Artículo.
==================================================
«En cierta ocasión», refiere Edgar Wallace, «entrevisté a Mark Twain, y, tras un rato de charla, me dijo: Me gustaría que redactase su artículo en tercera persona; pues, si hace cita verbal de mis palabras, me hará hablar como nunca he hablado en mi vida (…), y desde que he pasado a la categoría de entrevistado, entiendo lo que quería decir. Siento escalofríos al leer algunas de las declaraciones atribuidas a mí, salvajes en su extravagancia y baladreras en su inmodestia.
»No es culpa del periodista: tiene que redactar de prisa y producir una impresión, e imagino que la impresión que yo he creado es la de que estoy más orgulloso de la cantidad que de la calidad de mis obras, lo que no es cierto. Trabajo con rapidez porque no sé trabajar de ningún otro modo. No soy capaz de sentarme día tras día a una hora programada y escribir con pulcra caligrafía un número determinado de páginas, interrumpiendo mi labor del modo que la comencé, al toque de un reloj. O trabajo veloz e ininterrumpidamente, o no trabajo en absoluto. Soy, también, un deliberado holgazán. Me digo: Esta semana no trabajaré lo más mínimo, y, por curioso que parezca, la semana que escojo no es precisamente una llena de atractivas citas».
Wallace parece hablar por boca de su personaje Peter Dewin cuando le hace afirmar, no sin cierta turbación: «Algo extraño sucede en mí, Daphne: cuando mi mente comienza una labor, no hay modo de detenerla[1]».
Edgar podía concentrarse en su tarea literaria al tiempo de atender las demandas afectivas de sus hijos, .para quienes siempre estuvo abierta la puerta de su estudio; podía redactar un artículo en una libreta apoyada sobre sus rodillas a la vez de supervisar el ensayo de una de sus producciones teatrales. Ni la eficiencia de sus secretarios, entre los que se encontraba un campeón europeo de mecanografía, bastaba a veces para pasar al papel con la debida prontitud sus grabaciones en el dictáfono. Compuso su libro El hombre diablo, de ochenta mil palabras, casi de un tirón, durante un fin de semana, haciéndose servir una taza de té cada media hora para combatir el sueño.
==================================================
Listado aportado.
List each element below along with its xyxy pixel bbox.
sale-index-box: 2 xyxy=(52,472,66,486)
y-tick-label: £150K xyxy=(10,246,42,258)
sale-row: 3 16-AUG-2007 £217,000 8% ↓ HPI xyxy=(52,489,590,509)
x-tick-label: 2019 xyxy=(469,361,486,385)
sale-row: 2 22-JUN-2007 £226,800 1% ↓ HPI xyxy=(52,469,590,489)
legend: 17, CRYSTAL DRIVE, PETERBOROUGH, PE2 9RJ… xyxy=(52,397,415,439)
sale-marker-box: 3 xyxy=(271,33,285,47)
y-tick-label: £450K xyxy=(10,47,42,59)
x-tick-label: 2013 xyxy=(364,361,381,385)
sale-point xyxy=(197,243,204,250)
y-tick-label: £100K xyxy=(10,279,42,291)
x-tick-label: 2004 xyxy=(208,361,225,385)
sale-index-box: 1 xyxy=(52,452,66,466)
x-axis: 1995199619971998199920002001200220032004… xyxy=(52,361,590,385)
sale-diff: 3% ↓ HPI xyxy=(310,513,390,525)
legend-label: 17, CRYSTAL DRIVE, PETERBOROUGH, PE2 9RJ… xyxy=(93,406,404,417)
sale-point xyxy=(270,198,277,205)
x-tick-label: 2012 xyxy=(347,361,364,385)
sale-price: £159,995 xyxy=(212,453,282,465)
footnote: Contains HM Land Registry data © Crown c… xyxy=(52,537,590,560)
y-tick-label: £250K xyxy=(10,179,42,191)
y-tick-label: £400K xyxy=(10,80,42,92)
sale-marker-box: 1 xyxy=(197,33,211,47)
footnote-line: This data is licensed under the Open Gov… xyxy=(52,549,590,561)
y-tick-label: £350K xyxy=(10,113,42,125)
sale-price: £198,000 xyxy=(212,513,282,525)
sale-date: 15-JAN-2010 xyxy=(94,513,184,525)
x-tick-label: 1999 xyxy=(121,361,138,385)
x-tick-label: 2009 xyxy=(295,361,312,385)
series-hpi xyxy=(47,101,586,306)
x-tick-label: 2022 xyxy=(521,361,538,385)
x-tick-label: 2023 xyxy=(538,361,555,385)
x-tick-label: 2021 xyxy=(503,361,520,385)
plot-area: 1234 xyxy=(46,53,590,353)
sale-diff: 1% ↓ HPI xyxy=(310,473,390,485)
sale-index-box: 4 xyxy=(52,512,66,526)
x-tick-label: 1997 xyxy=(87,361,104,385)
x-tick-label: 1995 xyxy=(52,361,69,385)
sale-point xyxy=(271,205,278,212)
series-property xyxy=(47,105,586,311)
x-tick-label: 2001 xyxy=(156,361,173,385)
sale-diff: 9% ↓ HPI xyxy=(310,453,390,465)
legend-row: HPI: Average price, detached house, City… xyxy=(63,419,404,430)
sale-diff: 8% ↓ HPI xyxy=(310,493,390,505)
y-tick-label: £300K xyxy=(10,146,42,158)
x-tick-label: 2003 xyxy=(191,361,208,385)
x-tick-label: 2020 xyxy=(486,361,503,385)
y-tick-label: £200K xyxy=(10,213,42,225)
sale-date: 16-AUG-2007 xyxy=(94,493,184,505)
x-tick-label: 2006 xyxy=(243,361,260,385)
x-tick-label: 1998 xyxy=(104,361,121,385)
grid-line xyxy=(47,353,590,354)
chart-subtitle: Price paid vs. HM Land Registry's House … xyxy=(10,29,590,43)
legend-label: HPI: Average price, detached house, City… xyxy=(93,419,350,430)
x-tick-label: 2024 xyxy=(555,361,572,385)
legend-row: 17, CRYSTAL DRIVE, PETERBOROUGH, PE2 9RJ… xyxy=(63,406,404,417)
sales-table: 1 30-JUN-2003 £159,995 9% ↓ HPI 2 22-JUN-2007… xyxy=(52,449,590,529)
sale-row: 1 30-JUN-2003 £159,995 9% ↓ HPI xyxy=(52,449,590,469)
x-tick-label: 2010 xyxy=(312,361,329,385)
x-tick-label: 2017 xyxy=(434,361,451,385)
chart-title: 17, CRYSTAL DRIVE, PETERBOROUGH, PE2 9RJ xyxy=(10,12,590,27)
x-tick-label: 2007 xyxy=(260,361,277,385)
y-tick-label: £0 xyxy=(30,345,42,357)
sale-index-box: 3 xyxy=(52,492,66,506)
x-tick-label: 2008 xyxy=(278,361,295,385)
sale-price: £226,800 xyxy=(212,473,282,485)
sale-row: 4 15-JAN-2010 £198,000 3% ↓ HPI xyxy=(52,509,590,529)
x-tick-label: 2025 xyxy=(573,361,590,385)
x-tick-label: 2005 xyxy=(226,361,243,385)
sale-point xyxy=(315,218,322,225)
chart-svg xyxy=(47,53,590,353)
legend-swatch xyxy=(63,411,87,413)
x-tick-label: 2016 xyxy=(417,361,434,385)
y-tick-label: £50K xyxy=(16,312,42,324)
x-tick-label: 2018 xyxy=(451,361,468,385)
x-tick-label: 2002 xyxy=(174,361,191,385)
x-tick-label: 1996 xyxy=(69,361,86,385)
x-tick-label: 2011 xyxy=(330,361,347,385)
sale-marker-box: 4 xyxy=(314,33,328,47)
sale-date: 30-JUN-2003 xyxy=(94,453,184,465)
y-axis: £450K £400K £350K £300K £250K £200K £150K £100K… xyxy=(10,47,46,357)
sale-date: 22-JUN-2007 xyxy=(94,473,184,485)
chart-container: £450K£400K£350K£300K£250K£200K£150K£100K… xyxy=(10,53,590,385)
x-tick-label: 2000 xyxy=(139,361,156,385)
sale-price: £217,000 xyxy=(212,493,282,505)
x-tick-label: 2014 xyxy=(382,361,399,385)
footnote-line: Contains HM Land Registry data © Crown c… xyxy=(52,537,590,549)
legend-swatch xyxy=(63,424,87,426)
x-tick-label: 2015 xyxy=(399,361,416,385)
==================================================
Tu objetivo.
¿Concuerdan con el texto sobre Edgar Wallace estas afirmaciones? Contesta sí o no a cada una y cita literalmente las palabras del texto que lo deciden: (a) Mark Twain pidió que el artículo se redactara en tercera persona; (b) Wallace escribía cada día a una hora fija; (c) Wallace compuso El hombre diablo en un fin de semana. El listado no interviene para nada en esto.

Solución redactada.
(a) Sí: «Me gustaría que redactase su artículo en tercera persona».
(b) No: «No soy capaz de sentarme día tras día a una hora programada».
(c) Sí: «Compuso su libro El hombre diablo, de ochenta mil palabras, casi de un tirón, durante un fin de semana».